ABOUT KEROSENE RADIATION There are various anti-freezing solutions, such as glycerin, chemicals and some drivers have success using kerosene. This necessitates using a circulation pump and there is a certain element of danger as kerosene is a more powerful explosive than gasoline when at the boiling point.
ANTI-FREEZING COMPOUNDS Every winter brings onto the market many new anti-freezing compounds for preventing radiator annoyance. Most of these new solutions carry guarantees and most elaborate assurance that the driver is for all time rid of all radiator inconvenience. While it is true that many of these solutions will not freeze we have found that a large portion of them contain materials that eat thru the hose connections and short the motor. When this occurs there is usually no end to ignition troubles until all such materials has been removed and the cooling system entirely cleansed. We would advise that before you adopt any product for use in your radiator that you be sure it is not experimental. Be sure that it is a tried and true product. DENATURED ALCOHOL In our experience we have found that the most satisfactory anti-freezing solution is denatured alcohol. It has no injurious effects on the radiator or hose connections and when used in the proper proportions is an absolute preventive against freezing. Care must be taken to add a quart or two to the solution in the radiator every week or so, as the alcohol loses its strength thru evaporation, particularly if the water boils.
HOW MUCH ALCOHOL
Illustration No. 3 shows this. If the proportions suggested in the diagram are rigidly adhered to, no difficulty will be experienced with leaky radiator tubes or cracked cylinder heads. Too much emphasis cannot be placed on the importance of preventing freezing. A motor block may be completely ruined by one hard freeze. This is one of the unnecessary upkeep expenditures which can be easily avoided by knowing how.

Work task A: According to the text on radiator anti-freezing solutions, which anti-freezing solution has proven most satisfactory?
Work task B: Reproduce the passage of the text on radiator anti-freezing solutions starting at "ABOUT KEROSENE RADIATION" and ending at "the boiling point.", renaming "gasoline" as "petrol".

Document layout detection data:
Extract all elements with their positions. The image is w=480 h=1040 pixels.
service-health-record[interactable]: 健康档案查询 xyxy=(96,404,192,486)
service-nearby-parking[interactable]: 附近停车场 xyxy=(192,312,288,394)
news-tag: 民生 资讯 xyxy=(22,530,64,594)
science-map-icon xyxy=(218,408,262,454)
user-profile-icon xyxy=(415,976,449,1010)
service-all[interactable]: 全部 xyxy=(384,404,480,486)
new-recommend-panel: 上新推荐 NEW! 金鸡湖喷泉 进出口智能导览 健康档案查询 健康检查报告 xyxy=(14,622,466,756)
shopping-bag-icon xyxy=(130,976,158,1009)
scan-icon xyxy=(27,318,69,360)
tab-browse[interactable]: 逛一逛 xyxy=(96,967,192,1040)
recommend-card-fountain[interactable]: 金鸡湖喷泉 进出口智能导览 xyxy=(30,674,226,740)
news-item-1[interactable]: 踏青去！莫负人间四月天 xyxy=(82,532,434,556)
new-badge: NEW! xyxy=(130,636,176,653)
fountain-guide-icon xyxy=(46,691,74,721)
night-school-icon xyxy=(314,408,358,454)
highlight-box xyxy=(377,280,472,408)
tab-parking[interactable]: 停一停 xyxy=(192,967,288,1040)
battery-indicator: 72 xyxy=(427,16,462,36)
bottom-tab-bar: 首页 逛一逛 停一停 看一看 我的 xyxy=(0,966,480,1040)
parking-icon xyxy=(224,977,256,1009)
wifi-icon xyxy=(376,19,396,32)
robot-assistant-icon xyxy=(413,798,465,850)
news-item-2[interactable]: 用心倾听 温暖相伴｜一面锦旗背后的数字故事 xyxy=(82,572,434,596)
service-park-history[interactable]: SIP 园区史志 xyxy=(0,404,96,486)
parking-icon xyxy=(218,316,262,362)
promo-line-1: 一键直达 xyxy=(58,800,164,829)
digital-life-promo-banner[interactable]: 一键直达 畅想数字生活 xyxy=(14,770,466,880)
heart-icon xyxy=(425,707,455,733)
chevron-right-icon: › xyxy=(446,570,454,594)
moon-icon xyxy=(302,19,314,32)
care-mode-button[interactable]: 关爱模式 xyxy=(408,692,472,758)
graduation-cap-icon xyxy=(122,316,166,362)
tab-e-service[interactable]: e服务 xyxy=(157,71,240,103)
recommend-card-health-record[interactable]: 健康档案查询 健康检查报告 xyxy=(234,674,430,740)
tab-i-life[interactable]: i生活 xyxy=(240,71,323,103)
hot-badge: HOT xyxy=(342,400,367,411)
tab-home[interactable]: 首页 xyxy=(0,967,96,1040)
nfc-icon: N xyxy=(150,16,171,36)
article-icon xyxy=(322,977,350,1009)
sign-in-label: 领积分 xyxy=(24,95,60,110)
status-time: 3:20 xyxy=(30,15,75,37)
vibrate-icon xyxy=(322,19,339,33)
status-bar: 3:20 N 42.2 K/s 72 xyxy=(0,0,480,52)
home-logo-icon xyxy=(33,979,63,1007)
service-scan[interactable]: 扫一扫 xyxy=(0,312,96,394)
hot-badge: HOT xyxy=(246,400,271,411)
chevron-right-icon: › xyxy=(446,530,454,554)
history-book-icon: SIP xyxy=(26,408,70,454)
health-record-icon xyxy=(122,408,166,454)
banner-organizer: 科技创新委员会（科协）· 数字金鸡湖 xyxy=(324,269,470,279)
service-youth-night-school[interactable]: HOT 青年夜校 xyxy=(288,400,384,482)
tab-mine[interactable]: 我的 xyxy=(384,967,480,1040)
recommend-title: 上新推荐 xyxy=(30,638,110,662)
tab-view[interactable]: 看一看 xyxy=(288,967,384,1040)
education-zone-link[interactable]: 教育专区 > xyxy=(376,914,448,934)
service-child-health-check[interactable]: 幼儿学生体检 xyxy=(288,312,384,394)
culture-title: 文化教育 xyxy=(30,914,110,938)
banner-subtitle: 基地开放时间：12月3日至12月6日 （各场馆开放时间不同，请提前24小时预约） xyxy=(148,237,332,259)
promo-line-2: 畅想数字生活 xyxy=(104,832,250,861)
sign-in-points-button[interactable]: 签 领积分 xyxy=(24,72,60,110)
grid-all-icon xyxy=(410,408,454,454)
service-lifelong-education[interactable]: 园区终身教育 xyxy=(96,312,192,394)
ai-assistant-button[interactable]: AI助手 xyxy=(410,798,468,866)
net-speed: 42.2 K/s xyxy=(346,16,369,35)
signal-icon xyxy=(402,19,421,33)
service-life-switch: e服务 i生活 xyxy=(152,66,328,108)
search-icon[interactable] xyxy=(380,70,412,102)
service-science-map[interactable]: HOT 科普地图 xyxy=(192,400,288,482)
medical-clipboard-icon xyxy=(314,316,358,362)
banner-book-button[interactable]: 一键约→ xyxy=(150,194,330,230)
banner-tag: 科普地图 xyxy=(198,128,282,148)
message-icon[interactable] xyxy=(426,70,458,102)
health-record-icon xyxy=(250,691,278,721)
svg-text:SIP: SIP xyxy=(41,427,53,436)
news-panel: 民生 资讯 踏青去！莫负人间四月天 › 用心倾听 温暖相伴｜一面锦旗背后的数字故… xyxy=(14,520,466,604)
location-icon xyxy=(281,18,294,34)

Written reply A: Denatured alcohol.

Written reply B:
ABOUT KEROSENE RADIATION There are various anti-freezing solutions, such as glycerin, chemicals and some drivers have success using kerosene. This necessitates using a circulation pump and there is a certain element of danger as kerosene is a more powerful explosive than petrol when at the boiling point.